### To do
Every record should be copied exactly, except that pictures are to be omitted.

[Saved entries]
[BEGIN]

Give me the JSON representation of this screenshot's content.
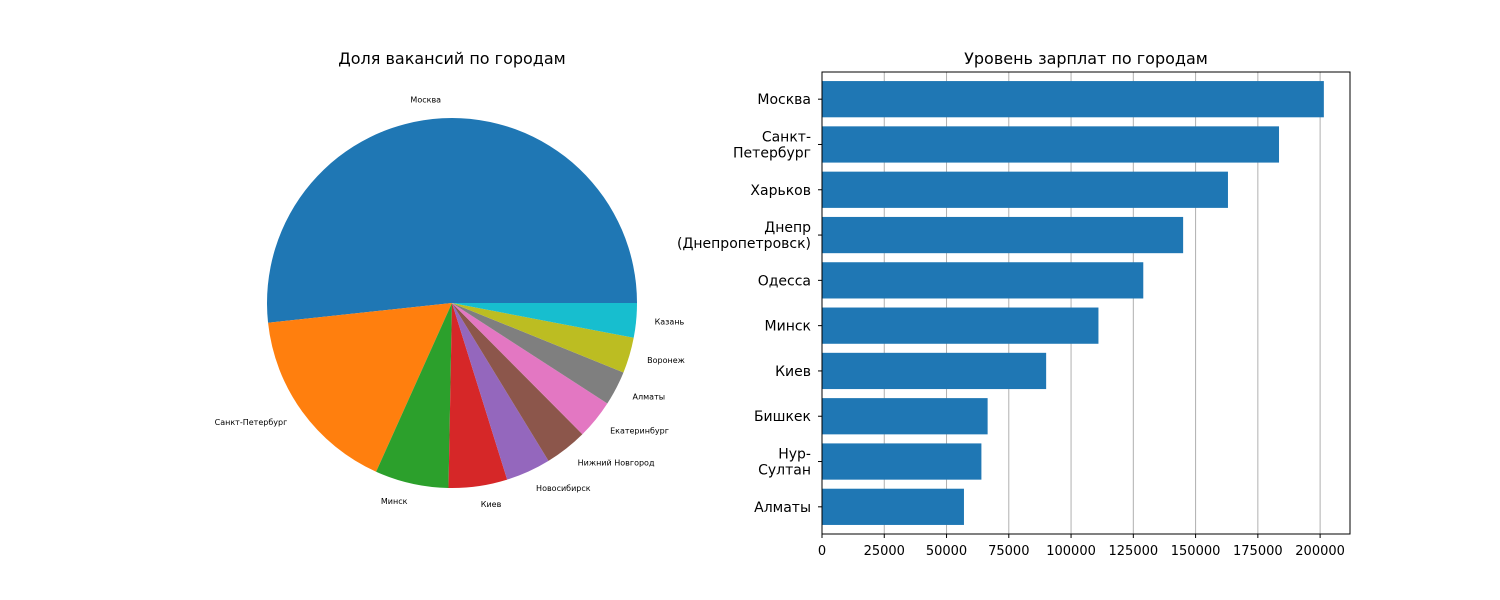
{
  "chart_data": [
    {
      "type": "pie",
      "title": "Доля вакансий по городам",
      "categories": [
        "Москва",
        "Санкт-Петербург",
        "Минск",
        "Киев",
        "Новосибирск",
        "Нижний Новгород",
        "Екатеринбург",
        "Алматы",
        "Воронеж",
        "Казань"
      ],
      "values": [
        51.5,
        16.5,
        6.4,
        5.1,
        3.9,
        3.7,
        3.4,
        3.0,
        3.1,
        3.0
      ],
      "colors": [
        "#1f77b4",
        "#ff7f0e",
        "#2ca02c",
        "#d62728",
        "#9467bd",
        "#8c564b",
        "#e377c2",
        "#7f7f7f",
        "#bcbd22",
        "#17becf"
      ],
      "start_angle": 0,
      "direction": "counterclockwise"
    },
    {
      "type": "bar",
      "orientation": "horizontal",
      "title": "Уровень зарплат по городам",
      "categories": [
        "Москва",
        "Санкт-\nПетербург",
        "Харьков",
        "Днепр\n(Днепропетровск)",
        "Одесса",
        "Минск",
        "Киев",
        "Бишкек",
        "Нур-\nСултан",
        "Алматы"
      ],
      "values": [
        201500,
        183500,
        163000,
        145000,
        129000,
        111000,
        90000,
        66500,
        64000,
        57000
      ],
      "xlim": [
        0,
        212000
      ],
      "xticks": [
        0,
        25000,
        50000,
        75000,
        100000,
        125000,
        150000,
        175000,
        200000
      ],
      "grid": "x",
      "color": "#1f77b4"
    }
  ]
}
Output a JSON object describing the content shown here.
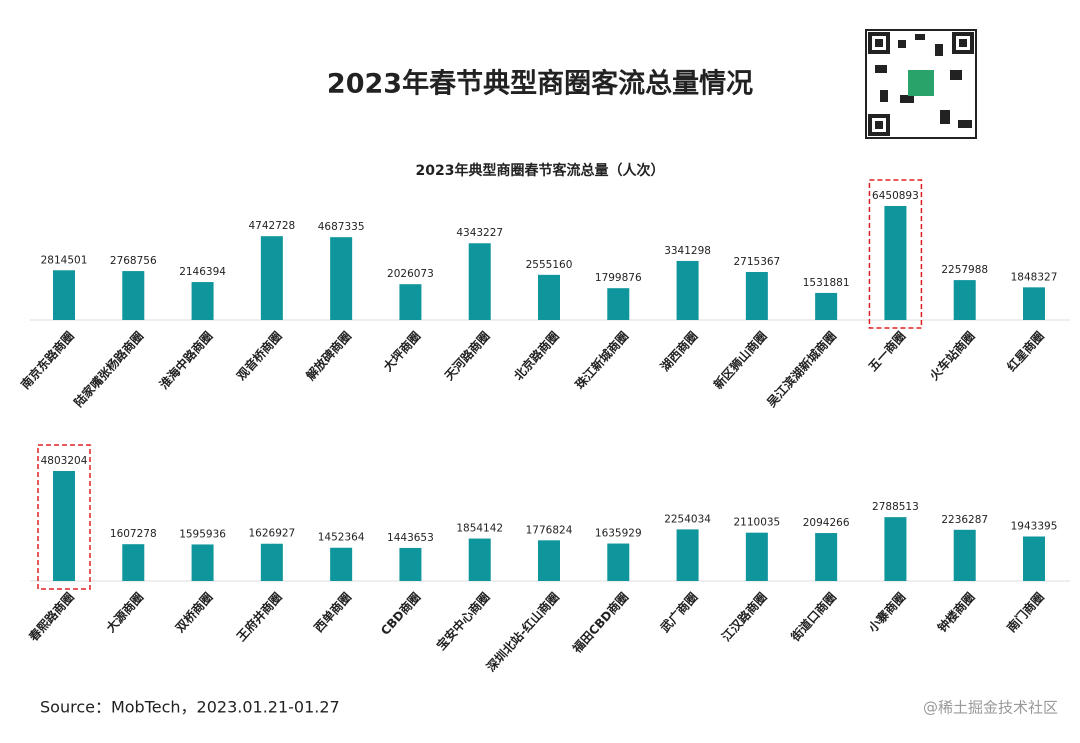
{
  "title": "2023年春节典型商圈客流总量情况",
  "source": "Source：MobTech，2023.01.21-01.27",
  "watermark": "@稀土掘金技术社区",
  "chart_data": [
    {
      "type": "bar",
      "title": "2023年典型商圈春节客流总量（人次）",
      "color": "#0f969c",
      "highlight_index": 12,
      "categories": [
        "南京东路商圈",
        "陆家嘴张杨路商圈",
        "淮海中路商圈",
        "观音桥商圈",
        "解放碑商圈",
        "大坪商圈",
        "天河路商圈",
        "北京路商圈",
        "珠江新城商圈",
        "湖西商圈",
        "新区狮山商圈",
        "吴江滨湖新城商圈",
        "五一商圈",
        "火车站商圈",
        "红星商圈"
      ],
      "values": [
        2814501,
        2768756,
        2146394,
        4742728,
        4687335,
        2026073,
        4343227,
        2555160,
        1799876,
        3341298,
        2715367,
        1531881,
        6450893,
        2257988,
        1848327
      ]
    },
    {
      "type": "bar",
      "color": "#0f969c",
      "highlight_index": 0,
      "categories": [
        "春熙路商圈",
        "大源商圈",
        "双桥商圈",
        "王府井商圈",
        "西单商圈",
        "CBD商圈",
        "宝安中心商圈",
        "深圳北站-红山商圈",
        "福田CBD商圈",
        "武广商圈",
        "江汉路商圈",
        "街道口商圈",
        "小寨商圈",
        "钟楼商圈",
        "南门商圈"
      ],
      "values": [
        4803204,
        1607278,
        1595936,
        1626927,
        1452364,
        1443653,
        1854142,
        1776824,
        1635929,
        2254034,
        2110035,
        2094266,
        2788513,
        2236287,
        1943395
      ]
    }
  ]
}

[END]

### Result
Give me the JSON representation of this screenshot's content.
{
  "chart_data": [
    {
      "type": "pie",
      "title": "Доля вакансий по городам",
      "categories": [
        "Москва",
        "Санкт-Петербург",
        "Минск",
        "Киев",
        "Новосибирск",
        "Нижний Новгород",
        "Екатеринбург",
        "Алматы",
        "Воронеж",
        "Казань"
      ],
      "values": [
        51.5,
        16.5,
        6.4,
        5.1,
        3.9,
        3.7,
        3.4,
        3.0,
        3.1,
        3.0
      ],
      "colors": [
        "#1f77b4",
        "#ff7f0e",
        "#2ca02c",
        "#d62728",
        "#9467bd",
        "#8c564b",
        "#e377c2",
        "#7f7f7f",
        "#bcbd22",
        "#17becf"
      ],
      "start_angle": 0,
      "direction": "counterclockwise"
    },
    {
      "type": "bar",
      "orientation": "horizontal",
      "title": "Уровень зарплат по городам",
      "categories": [
        "Москва",
        "Санкт-\nПетербург",
        "Харьков",
        "Днепр\n(Днепропетровск)",
        "Одесса",
        "Минск",
        "Киев",
        "Бишкек",
        "Нур-\nСултан",
        "Алматы"
      ],
      "values": [
        201500,
        183500,
        163000,
        145000,
        129000,
        111000,
        90000,
        66500,
        64000,
        57000
      ],
      "xlim": [
        0,
        212000
      ],
      "xticks": [
        0,
        25000,
        50000,
        75000,
        100000,
        125000,
        150000,
        175000,
        200000
      ],
      "grid": "x",
      "color": "#1f77b4"
    }
  ]
}
Output a JSON object describing the content shown here.
{
  "title": "2023年春节典型商圈客流总量情况",
  "source": "Source：MobTech，2023.01.21-01.27",
  "watermark": "@稀土掘金技术社区",
  "chart_data": [
    {
      "type": "bar",
      "title": "2023年典型商圈春节客流总量（人次）",
      "color": "#0f969c",
      "highlight_index": 12,
      "categories": [
        "南京东路商圈",
        "陆家嘴张杨路商圈",
        "淮海中路商圈",
        "观音桥商圈",
        "解放碑商圈",
        "大坪商圈",
        "天河路商圈",
        "北京路商圈",
        "珠江新城商圈",
        "湖西商圈",
        "新区狮山商圈",
        "吴江滨湖新城商圈",
        "五一商圈",
        "火车站商圈",
        "红星商圈"
      ],
      "values": [
        2814501,
        2768756,
        2146394,
        4742728,
        4687335,
        2026073,
        4343227,
        2555160,
        1799876,
        3341298,
        2715367,
        1531881,
        6450893,
        2257988,
        1848327
      ]
    },
    {
      "type": "bar",
      "color": "#0f969c",
      "highlight_index": 0,
      "categories": [
        "春熙路商圈",
        "大源商圈",
        "双桥商圈",
        "王府井商圈",
        "西单商圈",
        "CBD商圈",
        "宝安中心商圈",
        "深圳北站-红山商圈",
        "福田CBD商圈",
        "武广商圈",
        "江汉路商圈",
        "街道口商圈",
        "小寨商圈",
        "钟楼商圈",
        "南门商圈"
      ],
      "values": [
        4803204,
        1607278,
        1595936,
        1626927,
        1452364,
        1443653,
        1854142,
        1776824,
        1635929,
        2254034,
        2110035,
        2094266,
        2788513,
        2236287,
        1943395
      ]
    }
  ]
}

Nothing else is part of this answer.